**Stored data**
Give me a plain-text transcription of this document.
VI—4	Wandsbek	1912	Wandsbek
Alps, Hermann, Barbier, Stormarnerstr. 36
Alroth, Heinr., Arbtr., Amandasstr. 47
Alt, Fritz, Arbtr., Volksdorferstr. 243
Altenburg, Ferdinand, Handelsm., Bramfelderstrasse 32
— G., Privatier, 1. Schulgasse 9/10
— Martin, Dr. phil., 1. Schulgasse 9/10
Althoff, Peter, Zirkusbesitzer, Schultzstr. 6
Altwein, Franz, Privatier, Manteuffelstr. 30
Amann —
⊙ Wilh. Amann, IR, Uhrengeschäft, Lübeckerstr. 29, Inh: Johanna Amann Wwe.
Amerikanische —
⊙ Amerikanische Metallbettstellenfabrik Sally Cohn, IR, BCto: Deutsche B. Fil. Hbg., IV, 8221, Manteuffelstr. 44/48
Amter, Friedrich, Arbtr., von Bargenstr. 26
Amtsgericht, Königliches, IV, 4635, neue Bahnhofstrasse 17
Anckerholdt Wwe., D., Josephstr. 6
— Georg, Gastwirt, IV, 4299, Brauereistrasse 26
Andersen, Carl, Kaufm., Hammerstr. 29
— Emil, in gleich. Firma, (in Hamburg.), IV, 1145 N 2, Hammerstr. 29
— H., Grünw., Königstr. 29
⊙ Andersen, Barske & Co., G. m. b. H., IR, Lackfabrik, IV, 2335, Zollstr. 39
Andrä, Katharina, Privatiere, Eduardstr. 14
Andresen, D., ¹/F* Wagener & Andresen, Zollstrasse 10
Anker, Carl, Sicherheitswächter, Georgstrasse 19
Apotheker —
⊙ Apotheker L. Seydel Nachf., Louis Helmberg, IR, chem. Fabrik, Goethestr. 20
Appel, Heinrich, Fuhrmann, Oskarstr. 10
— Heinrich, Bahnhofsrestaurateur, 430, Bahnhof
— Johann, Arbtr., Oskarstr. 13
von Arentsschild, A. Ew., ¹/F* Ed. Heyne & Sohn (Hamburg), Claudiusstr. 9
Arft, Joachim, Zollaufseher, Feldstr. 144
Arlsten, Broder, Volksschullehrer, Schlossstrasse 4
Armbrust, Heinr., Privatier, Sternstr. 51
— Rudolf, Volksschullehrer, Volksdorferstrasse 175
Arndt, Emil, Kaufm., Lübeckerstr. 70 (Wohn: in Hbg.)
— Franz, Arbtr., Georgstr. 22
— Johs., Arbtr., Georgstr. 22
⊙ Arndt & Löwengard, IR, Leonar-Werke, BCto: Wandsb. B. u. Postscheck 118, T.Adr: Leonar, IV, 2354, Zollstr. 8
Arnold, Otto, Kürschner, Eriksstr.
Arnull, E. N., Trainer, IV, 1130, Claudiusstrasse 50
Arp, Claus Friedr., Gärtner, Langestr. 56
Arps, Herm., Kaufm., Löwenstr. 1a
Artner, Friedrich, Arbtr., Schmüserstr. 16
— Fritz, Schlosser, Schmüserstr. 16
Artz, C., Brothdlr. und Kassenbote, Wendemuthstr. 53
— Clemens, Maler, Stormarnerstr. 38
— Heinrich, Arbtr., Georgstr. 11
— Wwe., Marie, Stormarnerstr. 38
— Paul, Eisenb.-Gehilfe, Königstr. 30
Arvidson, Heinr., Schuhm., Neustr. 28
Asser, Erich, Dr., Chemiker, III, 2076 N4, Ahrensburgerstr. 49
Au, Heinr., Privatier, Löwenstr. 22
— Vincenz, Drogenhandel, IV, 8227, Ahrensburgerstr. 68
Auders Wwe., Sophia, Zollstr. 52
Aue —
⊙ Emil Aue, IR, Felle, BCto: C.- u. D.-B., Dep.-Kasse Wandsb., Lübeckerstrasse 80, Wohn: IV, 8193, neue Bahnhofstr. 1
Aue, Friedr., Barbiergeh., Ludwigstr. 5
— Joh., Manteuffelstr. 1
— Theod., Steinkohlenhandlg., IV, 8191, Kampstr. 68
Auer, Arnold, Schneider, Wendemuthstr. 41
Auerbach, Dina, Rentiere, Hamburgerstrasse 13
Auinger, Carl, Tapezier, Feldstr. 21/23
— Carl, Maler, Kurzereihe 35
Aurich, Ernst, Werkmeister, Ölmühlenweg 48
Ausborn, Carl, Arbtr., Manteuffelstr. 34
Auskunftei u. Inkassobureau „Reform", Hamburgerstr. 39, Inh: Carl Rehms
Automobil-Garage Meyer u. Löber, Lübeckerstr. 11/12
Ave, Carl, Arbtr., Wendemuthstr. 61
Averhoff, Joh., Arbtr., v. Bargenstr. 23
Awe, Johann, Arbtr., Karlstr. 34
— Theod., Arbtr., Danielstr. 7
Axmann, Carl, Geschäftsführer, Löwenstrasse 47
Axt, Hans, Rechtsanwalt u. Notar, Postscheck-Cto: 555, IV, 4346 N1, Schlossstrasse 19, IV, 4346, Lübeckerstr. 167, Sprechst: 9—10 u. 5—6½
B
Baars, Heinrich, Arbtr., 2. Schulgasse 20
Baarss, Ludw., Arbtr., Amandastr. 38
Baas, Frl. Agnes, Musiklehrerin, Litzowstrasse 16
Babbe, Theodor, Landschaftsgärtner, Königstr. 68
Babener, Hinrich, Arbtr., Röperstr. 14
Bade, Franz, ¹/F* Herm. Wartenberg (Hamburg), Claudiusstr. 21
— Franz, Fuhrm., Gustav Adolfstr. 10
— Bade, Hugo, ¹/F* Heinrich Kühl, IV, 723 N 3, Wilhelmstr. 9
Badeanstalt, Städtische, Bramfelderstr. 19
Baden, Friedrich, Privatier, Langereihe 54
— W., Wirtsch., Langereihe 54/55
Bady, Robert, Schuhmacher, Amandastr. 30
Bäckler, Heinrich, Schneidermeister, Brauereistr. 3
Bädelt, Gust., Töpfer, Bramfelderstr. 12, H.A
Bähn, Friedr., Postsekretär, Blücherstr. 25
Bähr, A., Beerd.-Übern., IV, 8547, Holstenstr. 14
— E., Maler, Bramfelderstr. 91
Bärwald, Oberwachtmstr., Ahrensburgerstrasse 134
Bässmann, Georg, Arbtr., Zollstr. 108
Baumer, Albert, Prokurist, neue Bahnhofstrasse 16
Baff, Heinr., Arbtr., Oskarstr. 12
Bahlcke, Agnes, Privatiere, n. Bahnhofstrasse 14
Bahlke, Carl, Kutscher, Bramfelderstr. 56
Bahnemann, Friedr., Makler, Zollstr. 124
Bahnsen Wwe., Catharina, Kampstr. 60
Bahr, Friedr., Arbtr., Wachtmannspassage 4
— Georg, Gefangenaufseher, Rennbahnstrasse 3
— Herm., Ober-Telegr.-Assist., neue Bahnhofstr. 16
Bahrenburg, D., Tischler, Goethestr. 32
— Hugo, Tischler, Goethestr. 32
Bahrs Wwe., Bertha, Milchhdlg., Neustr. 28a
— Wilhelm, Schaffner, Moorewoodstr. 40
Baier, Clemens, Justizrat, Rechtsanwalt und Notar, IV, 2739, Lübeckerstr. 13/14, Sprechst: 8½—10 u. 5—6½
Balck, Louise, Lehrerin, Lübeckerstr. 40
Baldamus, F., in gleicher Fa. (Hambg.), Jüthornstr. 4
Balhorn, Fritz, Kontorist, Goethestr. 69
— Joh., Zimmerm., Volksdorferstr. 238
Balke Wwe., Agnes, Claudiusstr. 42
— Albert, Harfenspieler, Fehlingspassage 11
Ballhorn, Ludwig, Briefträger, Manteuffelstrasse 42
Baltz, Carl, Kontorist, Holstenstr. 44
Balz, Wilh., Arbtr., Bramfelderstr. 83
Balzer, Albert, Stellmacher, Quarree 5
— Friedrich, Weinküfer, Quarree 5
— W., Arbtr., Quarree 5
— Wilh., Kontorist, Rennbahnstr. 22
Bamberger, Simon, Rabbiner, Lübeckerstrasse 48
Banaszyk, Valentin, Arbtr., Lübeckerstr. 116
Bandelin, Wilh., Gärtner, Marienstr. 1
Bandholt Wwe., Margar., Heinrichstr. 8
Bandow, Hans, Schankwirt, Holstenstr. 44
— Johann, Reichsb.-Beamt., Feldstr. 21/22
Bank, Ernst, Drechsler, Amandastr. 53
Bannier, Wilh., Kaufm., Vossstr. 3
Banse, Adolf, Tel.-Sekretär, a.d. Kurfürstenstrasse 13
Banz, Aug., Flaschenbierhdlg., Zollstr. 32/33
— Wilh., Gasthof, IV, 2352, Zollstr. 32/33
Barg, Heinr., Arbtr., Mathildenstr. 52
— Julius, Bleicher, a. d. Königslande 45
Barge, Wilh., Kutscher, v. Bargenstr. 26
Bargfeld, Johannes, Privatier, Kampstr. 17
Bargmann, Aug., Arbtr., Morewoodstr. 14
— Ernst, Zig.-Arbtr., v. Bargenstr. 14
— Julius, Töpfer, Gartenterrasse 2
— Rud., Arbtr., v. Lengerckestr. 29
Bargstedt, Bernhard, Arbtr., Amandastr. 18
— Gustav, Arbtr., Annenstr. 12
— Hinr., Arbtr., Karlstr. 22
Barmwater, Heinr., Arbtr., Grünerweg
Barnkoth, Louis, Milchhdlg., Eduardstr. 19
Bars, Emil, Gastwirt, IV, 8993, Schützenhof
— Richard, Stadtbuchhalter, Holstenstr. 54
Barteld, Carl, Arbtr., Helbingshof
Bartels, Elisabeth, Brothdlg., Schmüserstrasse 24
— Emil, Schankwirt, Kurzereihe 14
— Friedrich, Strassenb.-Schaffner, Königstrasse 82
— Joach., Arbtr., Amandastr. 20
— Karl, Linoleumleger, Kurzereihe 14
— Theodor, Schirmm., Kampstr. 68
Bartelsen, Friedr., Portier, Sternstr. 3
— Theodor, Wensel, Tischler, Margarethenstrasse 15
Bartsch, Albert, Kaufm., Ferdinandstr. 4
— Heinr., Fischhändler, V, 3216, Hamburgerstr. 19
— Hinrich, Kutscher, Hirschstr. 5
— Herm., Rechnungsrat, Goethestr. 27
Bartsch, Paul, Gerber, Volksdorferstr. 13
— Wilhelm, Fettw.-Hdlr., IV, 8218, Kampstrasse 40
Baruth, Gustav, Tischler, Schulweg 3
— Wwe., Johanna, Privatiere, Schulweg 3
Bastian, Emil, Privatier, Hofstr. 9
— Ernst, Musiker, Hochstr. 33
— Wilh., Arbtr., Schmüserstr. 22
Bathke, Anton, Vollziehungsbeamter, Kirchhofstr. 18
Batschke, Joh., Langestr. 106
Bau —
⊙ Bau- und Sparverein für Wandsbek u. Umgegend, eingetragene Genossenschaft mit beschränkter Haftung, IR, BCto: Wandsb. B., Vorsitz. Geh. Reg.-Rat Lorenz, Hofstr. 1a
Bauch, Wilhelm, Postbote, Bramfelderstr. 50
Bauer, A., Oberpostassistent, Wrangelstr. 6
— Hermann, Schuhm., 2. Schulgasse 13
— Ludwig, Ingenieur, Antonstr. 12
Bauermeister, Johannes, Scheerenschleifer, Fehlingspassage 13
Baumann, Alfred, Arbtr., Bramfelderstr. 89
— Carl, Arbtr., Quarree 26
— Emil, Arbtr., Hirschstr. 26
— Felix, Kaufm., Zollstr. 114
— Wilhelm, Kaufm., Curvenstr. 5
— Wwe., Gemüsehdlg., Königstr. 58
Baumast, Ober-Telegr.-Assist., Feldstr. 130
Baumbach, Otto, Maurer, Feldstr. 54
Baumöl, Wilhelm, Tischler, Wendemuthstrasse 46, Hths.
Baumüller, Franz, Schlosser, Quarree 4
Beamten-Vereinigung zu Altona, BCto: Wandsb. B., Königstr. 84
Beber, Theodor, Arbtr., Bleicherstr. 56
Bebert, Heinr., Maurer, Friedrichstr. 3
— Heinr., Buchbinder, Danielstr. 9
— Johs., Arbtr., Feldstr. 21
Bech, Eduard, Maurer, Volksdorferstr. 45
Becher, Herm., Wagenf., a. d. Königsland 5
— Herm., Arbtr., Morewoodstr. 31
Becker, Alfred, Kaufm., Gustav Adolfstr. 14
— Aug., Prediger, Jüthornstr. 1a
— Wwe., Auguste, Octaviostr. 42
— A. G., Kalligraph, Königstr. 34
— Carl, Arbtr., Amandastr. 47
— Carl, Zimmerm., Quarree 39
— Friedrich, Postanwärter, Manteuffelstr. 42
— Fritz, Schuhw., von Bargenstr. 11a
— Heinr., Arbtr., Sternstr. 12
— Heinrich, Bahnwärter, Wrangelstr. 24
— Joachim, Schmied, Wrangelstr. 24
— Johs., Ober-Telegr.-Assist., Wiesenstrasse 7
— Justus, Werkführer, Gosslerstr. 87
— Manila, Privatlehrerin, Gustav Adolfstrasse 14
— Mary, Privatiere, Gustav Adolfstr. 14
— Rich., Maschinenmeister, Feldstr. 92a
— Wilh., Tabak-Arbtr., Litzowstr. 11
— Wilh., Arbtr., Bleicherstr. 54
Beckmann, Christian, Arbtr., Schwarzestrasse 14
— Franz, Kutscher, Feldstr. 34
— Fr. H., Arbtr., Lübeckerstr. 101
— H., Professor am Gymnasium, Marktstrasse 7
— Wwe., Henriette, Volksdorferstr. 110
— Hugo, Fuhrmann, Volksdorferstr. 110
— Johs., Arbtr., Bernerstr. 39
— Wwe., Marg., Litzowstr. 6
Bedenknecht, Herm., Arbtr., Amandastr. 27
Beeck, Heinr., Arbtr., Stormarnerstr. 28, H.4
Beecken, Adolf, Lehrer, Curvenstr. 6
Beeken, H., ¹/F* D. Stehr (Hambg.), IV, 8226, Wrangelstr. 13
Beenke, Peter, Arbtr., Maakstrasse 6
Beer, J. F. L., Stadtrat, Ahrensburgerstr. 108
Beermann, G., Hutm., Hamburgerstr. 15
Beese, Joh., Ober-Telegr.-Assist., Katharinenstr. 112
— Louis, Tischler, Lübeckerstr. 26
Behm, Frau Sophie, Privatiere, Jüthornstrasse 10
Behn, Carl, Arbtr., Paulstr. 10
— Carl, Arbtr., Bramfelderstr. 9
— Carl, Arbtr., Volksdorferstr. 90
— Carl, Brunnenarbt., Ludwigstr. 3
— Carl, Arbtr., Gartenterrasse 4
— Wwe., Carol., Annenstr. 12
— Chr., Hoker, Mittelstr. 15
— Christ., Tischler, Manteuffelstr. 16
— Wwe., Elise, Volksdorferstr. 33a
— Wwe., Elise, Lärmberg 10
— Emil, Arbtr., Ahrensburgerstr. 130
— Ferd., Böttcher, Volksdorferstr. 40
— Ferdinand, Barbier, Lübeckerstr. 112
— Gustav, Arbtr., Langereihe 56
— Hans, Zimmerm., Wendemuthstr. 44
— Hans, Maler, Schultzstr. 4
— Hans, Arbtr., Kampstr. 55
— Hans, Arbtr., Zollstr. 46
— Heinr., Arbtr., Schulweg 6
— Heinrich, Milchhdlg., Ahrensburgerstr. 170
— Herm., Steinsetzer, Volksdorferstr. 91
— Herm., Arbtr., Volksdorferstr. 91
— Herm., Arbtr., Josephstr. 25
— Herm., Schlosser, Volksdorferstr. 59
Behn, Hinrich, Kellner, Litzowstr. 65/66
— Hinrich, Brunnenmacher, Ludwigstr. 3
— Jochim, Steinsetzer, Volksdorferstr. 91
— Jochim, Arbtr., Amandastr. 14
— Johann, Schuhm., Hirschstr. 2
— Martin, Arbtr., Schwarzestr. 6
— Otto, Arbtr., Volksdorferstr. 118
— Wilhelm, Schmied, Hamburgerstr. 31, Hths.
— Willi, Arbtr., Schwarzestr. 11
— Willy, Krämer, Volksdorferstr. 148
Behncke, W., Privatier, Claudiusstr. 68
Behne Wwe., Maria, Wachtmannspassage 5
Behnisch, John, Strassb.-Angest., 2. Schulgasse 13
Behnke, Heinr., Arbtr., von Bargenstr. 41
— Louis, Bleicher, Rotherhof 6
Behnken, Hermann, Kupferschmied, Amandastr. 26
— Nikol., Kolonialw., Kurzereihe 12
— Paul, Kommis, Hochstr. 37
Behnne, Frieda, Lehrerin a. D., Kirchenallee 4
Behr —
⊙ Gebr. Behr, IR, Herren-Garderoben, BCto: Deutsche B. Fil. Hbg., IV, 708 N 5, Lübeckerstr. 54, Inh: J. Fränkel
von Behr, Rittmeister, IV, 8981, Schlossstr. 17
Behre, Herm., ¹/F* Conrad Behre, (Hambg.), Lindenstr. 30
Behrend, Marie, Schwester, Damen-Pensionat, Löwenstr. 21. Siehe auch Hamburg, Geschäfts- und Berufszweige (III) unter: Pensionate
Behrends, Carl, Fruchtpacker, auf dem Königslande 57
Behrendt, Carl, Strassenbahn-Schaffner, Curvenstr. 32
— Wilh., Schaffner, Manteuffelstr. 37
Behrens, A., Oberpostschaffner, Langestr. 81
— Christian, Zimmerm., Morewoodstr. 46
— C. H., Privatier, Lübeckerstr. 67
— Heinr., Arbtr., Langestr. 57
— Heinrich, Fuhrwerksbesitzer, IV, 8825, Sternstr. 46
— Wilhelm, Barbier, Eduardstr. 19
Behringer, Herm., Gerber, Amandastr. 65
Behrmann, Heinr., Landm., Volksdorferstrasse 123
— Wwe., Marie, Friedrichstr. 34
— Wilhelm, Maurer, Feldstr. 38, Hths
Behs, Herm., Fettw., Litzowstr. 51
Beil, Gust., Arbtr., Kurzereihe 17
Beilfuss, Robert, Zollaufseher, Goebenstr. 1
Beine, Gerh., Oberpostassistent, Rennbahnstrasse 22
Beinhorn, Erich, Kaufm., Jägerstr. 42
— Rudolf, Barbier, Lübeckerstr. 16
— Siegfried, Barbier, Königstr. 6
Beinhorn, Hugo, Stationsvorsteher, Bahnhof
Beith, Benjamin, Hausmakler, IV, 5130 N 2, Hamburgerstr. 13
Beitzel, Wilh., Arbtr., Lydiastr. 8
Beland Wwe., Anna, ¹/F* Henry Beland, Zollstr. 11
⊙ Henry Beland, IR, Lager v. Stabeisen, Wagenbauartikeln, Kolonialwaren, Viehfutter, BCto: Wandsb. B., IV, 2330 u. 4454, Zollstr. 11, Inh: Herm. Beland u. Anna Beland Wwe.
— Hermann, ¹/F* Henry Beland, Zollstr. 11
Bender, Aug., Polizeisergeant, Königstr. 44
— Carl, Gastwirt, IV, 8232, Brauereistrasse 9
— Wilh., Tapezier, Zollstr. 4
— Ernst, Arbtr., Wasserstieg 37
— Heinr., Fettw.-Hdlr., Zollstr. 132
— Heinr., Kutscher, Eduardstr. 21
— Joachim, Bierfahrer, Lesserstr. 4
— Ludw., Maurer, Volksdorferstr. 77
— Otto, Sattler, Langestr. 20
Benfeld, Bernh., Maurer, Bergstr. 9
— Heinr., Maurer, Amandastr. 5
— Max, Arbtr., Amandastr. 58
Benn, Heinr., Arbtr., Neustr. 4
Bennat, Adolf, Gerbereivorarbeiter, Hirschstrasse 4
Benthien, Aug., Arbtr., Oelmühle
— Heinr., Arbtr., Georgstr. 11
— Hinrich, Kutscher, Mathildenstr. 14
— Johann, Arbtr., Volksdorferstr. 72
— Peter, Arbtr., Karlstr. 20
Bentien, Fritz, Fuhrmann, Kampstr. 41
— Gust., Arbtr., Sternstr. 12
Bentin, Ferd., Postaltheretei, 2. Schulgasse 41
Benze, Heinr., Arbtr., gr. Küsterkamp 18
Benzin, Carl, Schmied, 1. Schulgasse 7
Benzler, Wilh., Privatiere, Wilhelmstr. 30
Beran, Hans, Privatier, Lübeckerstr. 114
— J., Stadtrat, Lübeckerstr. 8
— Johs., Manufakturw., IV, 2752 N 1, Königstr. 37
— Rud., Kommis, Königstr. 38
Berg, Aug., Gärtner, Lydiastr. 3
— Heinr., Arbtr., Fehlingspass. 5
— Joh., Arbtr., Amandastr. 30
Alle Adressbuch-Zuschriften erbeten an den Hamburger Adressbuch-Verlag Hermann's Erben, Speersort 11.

**Exercise aim**
Copy out all lines that carry the word "Hochstr".

**Reply**
— Ernst, Musiker, Hochstr. 33
— Paul, Kommis, Hochstr. 37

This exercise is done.